-- begin --
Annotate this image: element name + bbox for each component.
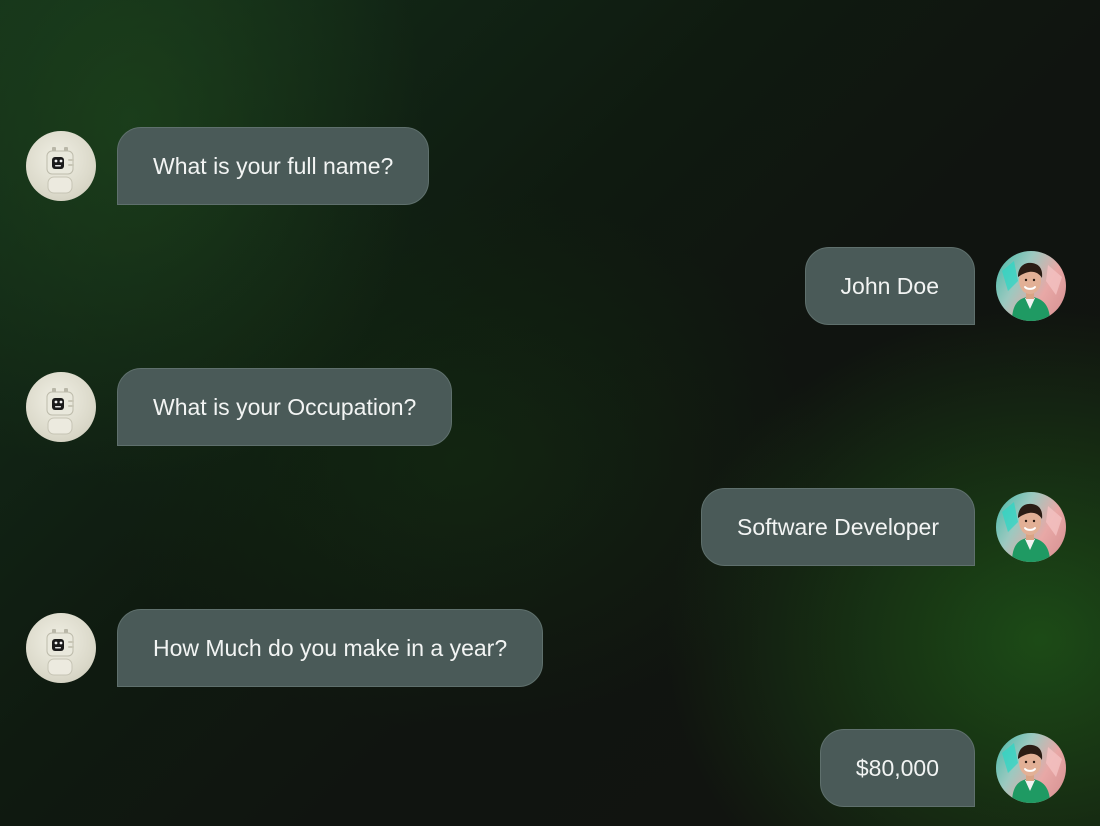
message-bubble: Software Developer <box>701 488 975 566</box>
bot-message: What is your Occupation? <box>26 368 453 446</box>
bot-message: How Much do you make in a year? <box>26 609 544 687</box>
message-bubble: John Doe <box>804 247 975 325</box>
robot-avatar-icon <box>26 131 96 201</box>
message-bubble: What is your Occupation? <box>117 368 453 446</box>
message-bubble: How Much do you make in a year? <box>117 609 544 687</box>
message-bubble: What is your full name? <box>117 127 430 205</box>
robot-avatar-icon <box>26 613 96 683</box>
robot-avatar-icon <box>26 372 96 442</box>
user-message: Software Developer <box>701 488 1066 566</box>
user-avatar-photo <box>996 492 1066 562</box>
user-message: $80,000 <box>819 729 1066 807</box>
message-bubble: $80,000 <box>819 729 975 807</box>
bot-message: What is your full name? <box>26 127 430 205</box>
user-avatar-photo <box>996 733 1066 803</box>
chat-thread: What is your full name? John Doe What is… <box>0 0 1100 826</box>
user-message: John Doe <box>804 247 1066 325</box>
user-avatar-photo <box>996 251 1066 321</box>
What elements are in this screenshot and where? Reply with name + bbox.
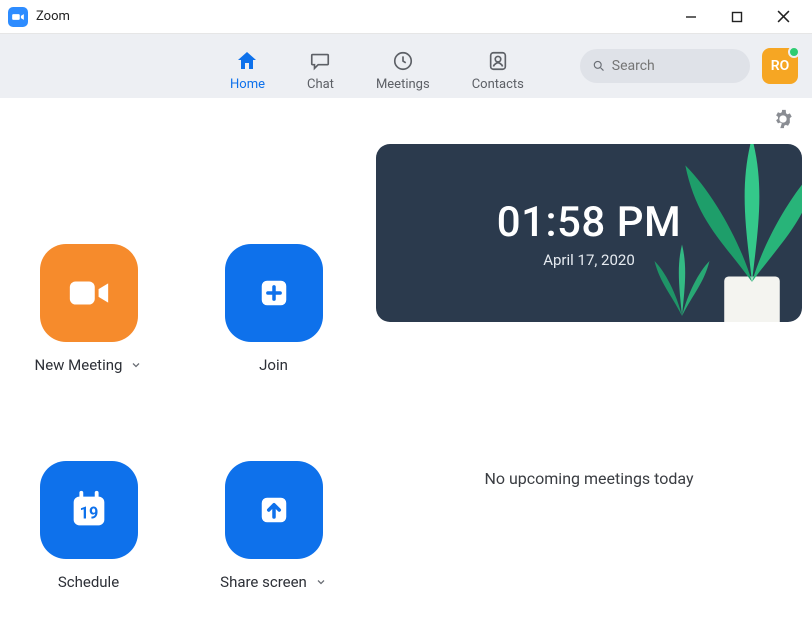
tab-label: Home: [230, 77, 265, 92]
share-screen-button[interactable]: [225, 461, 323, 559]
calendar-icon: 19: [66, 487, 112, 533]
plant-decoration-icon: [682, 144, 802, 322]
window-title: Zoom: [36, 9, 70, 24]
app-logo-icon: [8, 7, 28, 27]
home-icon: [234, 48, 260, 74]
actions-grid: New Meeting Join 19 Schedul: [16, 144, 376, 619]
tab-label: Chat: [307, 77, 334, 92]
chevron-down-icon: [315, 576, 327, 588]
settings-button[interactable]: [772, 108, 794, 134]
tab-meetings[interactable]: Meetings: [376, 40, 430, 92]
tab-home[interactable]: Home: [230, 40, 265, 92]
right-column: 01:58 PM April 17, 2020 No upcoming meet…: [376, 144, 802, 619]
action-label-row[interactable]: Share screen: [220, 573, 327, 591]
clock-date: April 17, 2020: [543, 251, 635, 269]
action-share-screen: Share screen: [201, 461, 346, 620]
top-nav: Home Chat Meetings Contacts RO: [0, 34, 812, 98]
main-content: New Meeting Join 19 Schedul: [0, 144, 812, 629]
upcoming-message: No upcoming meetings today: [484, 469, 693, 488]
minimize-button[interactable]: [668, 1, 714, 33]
-- end --
Goal of the exercise
Render each line of the entries above as a Markdown table with the columns "Row" and "Line," numbering the rows and skipping any blank lines. Leave out the pictures.

The completed task
| Row | Line |
|---|---|
| 1 | Annotate this image: element name + bbox for each component. |
| 2 | message-bubble: Software Developer <box>701 488 975 566</box> |
| 3 | bot-message: What is your Occupation? <box>26 368 453 446</box> |
| 4 | bot-message: How Much do you make in a year? <box>26 609 544 687</box> |
| 5 | message-bubble: John Doe <box>804 247 975 325</box> |
| 6 | robot-avatar-icon <box>26 131 96 201</box> |
| 7 | message-bubble: What is your Occupation? <box>117 368 453 446</box> |
| 8 | message-bubble: How Much do you make in a year? <box>117 609 544 687</box> |
| 9 | message-bubble: What is your full name? <box>117 127 430 205</box> |
| 10 | robot-avatar-icon <box>26 613 96 683</box> |
| 11 | robot-avatar-icon <box>26 372 96 442</box> |
| 12 | user-message: Software Developer <box>701 488 1066 566</box> |
| 13 | user-avatar-photo <box>996 492 1066 562</box> |
| 14 | user-message: $80,000 <box>819 729 1066 807</box> |
| 15 | message-bubble: $80,000 <box>819 729 975 807</box> |
| 16 | bot-message: What is your full name? <box>26 127 430 205</box> |
| 17 | user-avatar-photo <box>996 733 1066 803</box> |
| 18 | chat-thread: What is your full name? John Doe What is… <box>0 0 1100 826</box> |
| 19 | user-message: John Doe <box>804 247 1066 325</box> |
| 20 | user-avatar-photo <box>996 251 1066 321</box> |
| 21 | What elements are in this screenshot and where? Reply with name + bbox. |
| 22 | tab-label: Home: [230, 77, 265, 92] |
| 23 | share-screen-button[interactable]: [225, 461, 323, 559] |
| 24 | calendar-icon: 19: [66, 487, 112, 533] |
| 25 | plant-decoration-icon: [682, 144, 802, 322] |
| 26 | window-title: Zoom: [36, 9, 70, 24] |
| 27 | app-logo-icon: [8, 7, 28, 27] |
| 28 | home-icon: [234, 48, 260, 74] |
| 29 | actions-grid: New Meeting Join 19 Schedul: [16, 144, 376, 619] |
| 30 | tab-label: Chat: [307, 77, 334, 92] |
| 31 | chevron-down-icon: [315, 576, 327, 588] |
| 32 | settings-button[interactable]: [772, 108, 794, 134] |
| 33 | tab-meetings[interactable]: Meetings: [376, 40, 430, 92] |
| 34 | tab-home[interactable]: Home: [230, 40, 265, 92] |
| 35 | right-column: 01:58 PM April 17, 2020 No upcoming meet…: [376, 144, 802, 619] |
| 36 | action-label-row[interactable]: Share screen: [220, 573, 327, 591] |
| 37 | clock-date: April 17, 2020: [543, 251, 635, 269] |
| 38 | action-share-screen: Share screen: [201, 461, 346, 620] |
| 39 | top-nav: Home Chat Meetings Contacts RO: [0, 34, 812, 98] |
| 40 | main-content: New Meeting Join 19 Schedul: [0, 144, 812, 629] |
| 41 | upcoming-message: No upcoming meetings today: [484, 469, 693, 488] |
| 42 | minimize-button[interactable]: [668, 1, 714, 33] |